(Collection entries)
┄┄┄┄┄┄

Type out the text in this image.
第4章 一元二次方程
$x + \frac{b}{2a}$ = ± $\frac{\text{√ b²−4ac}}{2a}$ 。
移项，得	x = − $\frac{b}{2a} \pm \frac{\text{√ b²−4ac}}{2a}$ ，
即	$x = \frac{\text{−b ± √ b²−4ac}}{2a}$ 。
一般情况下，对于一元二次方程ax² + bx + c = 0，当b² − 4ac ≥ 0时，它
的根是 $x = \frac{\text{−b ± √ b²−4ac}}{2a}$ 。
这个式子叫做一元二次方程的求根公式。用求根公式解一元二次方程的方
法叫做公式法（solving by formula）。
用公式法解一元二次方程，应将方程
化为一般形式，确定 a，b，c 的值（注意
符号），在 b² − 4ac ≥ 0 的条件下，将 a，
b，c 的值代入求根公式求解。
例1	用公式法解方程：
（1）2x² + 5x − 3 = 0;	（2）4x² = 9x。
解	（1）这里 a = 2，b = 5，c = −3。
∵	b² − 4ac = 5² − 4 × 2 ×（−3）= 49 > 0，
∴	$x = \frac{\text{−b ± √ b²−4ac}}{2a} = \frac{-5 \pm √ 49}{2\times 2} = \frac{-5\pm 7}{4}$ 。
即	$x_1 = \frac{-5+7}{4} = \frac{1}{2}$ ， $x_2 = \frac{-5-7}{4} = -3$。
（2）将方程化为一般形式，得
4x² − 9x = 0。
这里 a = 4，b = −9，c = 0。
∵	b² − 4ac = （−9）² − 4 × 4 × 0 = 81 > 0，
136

┄┄┄┄┄┄

Only lines with the word "text" are wanted, so copy each one from the records.

• _In response_:
Type out the text in this image.
$x + \frac{b}{2a}$ = ± $\frac{\text{√ b²−4ac}}{2a}$ 。
移项，得	x = − $\frac{b}{2a} \pm \frac{\text{√ b²−4ac}}{2a}$ ，
即	$x = \frac{\text{−b ± √ b²−4ac}}{2a}$ 。
的根是 $x = \frac{\text{−b ± √ b²−4ac}}{2a}$ 。
∴	$x = \frac{\text{−b ± √ b²−4ac}}{2a} = \frac{-5 \pm √ 49}{2\times 2} = \frac{-5\pm 7}{4}$ 。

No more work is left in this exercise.